# AIM
Return all of the lines below exactly as they are.

# WORKING DATA
○ ○ ○ ○

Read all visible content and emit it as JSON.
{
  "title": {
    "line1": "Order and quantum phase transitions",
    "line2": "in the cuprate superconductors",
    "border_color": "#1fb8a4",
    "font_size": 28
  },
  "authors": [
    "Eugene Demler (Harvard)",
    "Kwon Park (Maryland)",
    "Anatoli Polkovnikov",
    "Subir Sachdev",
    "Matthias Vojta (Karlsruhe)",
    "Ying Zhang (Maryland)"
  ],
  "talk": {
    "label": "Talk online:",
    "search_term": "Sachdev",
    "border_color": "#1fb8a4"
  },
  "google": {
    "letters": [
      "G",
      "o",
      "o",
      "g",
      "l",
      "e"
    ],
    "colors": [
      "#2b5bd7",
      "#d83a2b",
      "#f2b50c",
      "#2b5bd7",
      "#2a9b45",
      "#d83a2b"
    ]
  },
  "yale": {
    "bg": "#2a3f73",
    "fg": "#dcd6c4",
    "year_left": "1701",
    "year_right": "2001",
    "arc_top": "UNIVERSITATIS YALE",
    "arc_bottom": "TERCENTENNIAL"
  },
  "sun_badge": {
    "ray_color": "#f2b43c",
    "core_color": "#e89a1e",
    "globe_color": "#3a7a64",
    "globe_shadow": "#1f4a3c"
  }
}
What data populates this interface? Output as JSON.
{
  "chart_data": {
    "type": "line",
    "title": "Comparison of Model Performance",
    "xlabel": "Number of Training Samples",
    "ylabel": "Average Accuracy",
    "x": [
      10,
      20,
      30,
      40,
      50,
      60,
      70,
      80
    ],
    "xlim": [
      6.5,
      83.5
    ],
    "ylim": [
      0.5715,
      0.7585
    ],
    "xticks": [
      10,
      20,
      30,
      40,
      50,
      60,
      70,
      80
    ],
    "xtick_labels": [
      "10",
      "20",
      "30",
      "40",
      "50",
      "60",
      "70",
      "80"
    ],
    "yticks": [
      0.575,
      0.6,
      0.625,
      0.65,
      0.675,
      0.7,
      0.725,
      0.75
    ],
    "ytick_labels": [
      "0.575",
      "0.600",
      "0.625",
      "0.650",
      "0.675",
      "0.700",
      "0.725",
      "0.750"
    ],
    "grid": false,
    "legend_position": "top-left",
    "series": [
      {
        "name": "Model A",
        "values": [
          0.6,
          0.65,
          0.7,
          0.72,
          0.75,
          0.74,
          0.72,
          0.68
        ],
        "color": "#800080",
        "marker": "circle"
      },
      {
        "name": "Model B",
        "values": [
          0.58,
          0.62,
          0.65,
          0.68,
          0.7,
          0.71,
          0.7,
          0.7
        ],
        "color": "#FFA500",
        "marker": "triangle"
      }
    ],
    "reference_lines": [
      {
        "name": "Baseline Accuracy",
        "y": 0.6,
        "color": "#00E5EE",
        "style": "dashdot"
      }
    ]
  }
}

○ ○ ○ ○

# THE RESPONSE
Read all visible content and emit it as JSON.
{
  "title": {
    "line1": "Order and quantum phase transitions",
    "line2": "in the cuprate superconductors",
    "border_color": "#1fb8a4",
    "font_size": 28
  },
  "authors": [
    "Eugene Demler (Harvard)",
    "Kwon Park (Maryland)",
    "Anatoli Polkovnikov",
    "Subir Sachdev",
    "Matthias Vojta (Karlsruhe)",
    "Ying Zhang (Maryland)"
  ],
  "talk": {
    "label": "Talk online:",
    "search_term": "Sachdev",
    "border_color": "#1fb8a4"
  },
  "google": {
    "letters": [
      "G",
      "o",
      "o",
      "g",
      "l",
      "e"
    ],
    "colors": [
      "#2b5bd7",
      "#d83a2b",
      "#f2b50c",
      "#2b5bd7",
      "#2a9b45",
      "#d83a2b"
    ]
  },
  "yale": {
    "bg": "#2a3f73",
    "fg": "#dcd6c4",
    "year_left": "1701",
    "year_right": "2001",
    "arc_top": "UNIVERSITATIS YALE",
    "arc_bottom": "TERCENTENNIAL"
  },
  "sun_badge": {
    "ray_color": "#f2b43c",
    "core_color": "#e89a1e",
    "globe_color": "#3a7a64",
    "globe_shadow": "#1f4a3c"
  }
}
What data populates this interface? Output as JSON.
{
  "chart_data": {
    "type": "line",
    "title": "Comparison of Model Performance",
    "xlabel": "Number of Training Samples",
    "ylabel": "Average Accuracy",
    "x": [
      10,
      20,
      30,
      40,
      50,
      60,
      70,
      80
    ],
    "xlim": [
      6.5,
      83.5
    ],
    "ylim": [
      0.5715,
      0.7585
    ],
    "xticks": [
      10,
      20,
      30,
      40,
      50,
      60,
      70,
      80
    ],
    "xtick_labels": [
      "10",
      "20",
      "30",
      "40",
      "50",
      "60",
      "70",
      "80"
    ],
    "yticks": [
      0.575,
      0.6,
      0.625,
      0.65,
      0.675,
      0.7,
      0.725,
      0.75
    ],
    "ytick_labels": [
      "0.575",
      "0.600",
      "0.625",
      "0.650",
      "0.675",
      "0.700",
      "0.725",
      "0.750"
    ],
    "grid": false,
    "legend_position": "top-left",
    "series": [
      {
        "name": "Model A",
        "values": [
          0.6,
          0.65,
          0.7,
          0.72,
          0.75,
          0.74,
          0.72,
          0.68
        ],
        "color": "#800080",
        "marker": "circle"
      },
      {
        "name": "Model B",
        "values": [
          0.58,
          0.62,
          0.65,
          0.68,
          0.7,
          0.71,
          0.7,
          0.7
        ],
        "color": "#FFA500",
        "marker": "triangle"
      }
    ],
    "reference_lines": [
      {
        "name": "Baseline Accuracy",
        "y": 0.6,
        "color": "#00E5EE",
        "style": "dashdot"
      }
    ]
  }
}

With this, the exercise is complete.